__Prompt A__
Answer these questions from the piece about David George:
(i) In what city did George edit an underground college newspaper?
(ii) In what year was he killed?
(iii) Where did he move after leaving Boston?
__Prompt B__
In the records, rewrite everything from the start down to the line containing "- status-time: 2:19: [14, 5, 49, 21]", swapping "interactable" for "clickable" and keeping the rest unchanged.

__Supplied passage__
## begin

Saturday, March 24, 2012


by Bob McHugh
David George spent much of his life drawing, following the Grateful Dead and selling pot. The first two made him happy and sometimes, a living. The last got him killed.
George edited an underground college newspaper in Olympia, Wash. He followed the Dead literally all around the world until he and Jerry Garcia became friends. And, in 2004, he was stabbed repeatedly and hacked into pieces by two maniacs over a bad Marijuana deal.
What do you say about a friend who has been dismembered?
An odd and macabre question, agreed. But it happened to me. Rather, I should say, it happened to my college roommate who I’ve just learned was killed and, yes, dismembered in a horrific drug murder about seven years ago.
The victim, David George, was a gentle, if somewhatmischievous man. In college in Boston in the early 70s, he was a hippie who threw the I Ch’ing, followed the Grateful Dead and sold pot. And, though I had not seen him in some 35 years, those things apparently did not change much.
I found in newspaper accounts and talking to mutual friends that David moved to Evergreen, Oregon, after leaving Boston about 1973. He continued his main passions: drawing comics, going to Dead concerts and smoking weed. Dead serious about all three, David reportedly became friendly with legendary Dead guitarist Jerry Garcia, and joined the band’s traveling carnival – including a show at the foot of the Pyramids of Egypt.

## end

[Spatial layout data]
## begin

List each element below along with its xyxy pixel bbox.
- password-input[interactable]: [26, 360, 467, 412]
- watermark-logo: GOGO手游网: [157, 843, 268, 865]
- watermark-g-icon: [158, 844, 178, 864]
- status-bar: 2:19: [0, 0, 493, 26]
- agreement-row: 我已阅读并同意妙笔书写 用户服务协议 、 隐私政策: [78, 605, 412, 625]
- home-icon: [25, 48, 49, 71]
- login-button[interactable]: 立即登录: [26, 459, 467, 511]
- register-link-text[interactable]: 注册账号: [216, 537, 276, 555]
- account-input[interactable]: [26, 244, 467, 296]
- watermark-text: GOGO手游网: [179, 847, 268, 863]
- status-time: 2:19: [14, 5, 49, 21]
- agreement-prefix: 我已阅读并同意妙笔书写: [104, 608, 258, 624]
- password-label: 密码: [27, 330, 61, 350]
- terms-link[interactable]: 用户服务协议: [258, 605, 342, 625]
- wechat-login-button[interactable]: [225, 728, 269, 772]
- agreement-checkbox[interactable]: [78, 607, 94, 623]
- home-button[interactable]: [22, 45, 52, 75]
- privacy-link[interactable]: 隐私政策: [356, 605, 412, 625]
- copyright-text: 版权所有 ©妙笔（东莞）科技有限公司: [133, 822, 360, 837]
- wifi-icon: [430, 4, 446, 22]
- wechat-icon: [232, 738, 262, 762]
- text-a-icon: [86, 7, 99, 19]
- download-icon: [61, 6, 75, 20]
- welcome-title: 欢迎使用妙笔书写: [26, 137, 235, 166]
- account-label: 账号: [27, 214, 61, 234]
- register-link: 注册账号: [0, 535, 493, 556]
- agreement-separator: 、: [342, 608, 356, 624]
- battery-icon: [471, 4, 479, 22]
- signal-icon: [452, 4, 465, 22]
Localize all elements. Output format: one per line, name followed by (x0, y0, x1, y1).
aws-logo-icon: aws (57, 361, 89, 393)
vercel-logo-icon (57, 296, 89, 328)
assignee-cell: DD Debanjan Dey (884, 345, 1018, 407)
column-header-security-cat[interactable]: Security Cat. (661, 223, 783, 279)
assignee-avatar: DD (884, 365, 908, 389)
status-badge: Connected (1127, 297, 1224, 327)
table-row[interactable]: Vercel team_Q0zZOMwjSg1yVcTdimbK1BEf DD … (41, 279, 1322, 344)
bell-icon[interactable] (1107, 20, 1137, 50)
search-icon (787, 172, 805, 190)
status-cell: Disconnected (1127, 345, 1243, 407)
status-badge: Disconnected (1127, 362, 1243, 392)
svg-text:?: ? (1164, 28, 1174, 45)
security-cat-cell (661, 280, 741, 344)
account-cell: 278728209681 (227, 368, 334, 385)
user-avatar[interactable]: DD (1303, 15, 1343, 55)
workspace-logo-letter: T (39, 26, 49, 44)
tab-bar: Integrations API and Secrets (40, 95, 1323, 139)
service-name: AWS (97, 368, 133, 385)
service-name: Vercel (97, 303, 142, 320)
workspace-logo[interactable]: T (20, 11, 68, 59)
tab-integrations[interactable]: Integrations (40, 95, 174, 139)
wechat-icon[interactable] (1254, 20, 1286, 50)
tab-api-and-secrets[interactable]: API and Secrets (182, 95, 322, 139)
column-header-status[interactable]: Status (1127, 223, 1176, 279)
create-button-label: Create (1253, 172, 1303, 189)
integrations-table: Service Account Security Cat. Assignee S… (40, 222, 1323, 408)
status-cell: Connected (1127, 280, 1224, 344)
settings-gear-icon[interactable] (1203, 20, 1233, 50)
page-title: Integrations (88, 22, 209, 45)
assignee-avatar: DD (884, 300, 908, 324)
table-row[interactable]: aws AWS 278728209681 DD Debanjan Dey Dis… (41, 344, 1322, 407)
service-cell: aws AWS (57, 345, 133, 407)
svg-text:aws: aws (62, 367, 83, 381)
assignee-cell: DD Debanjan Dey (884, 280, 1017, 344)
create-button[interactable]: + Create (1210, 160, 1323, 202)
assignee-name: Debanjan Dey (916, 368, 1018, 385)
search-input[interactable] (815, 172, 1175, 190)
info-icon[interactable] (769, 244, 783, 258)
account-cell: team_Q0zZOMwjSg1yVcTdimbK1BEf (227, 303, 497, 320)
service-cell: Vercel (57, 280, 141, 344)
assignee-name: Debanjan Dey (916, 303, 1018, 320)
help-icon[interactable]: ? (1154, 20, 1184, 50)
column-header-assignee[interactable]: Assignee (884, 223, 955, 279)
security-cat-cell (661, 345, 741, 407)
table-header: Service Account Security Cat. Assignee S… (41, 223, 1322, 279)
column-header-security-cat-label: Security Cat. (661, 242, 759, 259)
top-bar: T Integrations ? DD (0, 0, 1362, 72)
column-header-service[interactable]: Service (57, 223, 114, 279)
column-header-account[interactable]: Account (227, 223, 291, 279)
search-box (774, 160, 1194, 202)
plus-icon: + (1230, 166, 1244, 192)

## end

__Response A__
(i) Olympia, Wash.
(ii) 2004
(iii) Evergreen, Oregon

__Response B__
List each element below along with its xyxy pixel bbox.
- password-input[clickable]: [26, 360, 467, 412]
- watermark-logo: GOGO手游网: [157, 843, 268, 865]
- watermark-g-icon: [158, 844, 178, 864]
- status-bar: 2:19: [0, 0, 493, 26]
- agreement-row: 我已阅读并同意妙笔书写 用户服务协议 、 隐私政策: [78, 605, 412, 625]
- home-icon: [25, 48, 49, 71]
- login-button[clickable]: 立即登录: [26, 459, 467, 511]
- register-link-text[clickable]: 注册账号: [216, 537, 276, 555]
- account-input[clickable]: [26, 244, 467, 296]
- watermark-text: GOGO手游网: [179, 847, 268, 863]
- status-time: 2:19: [14, 5, 49, 21]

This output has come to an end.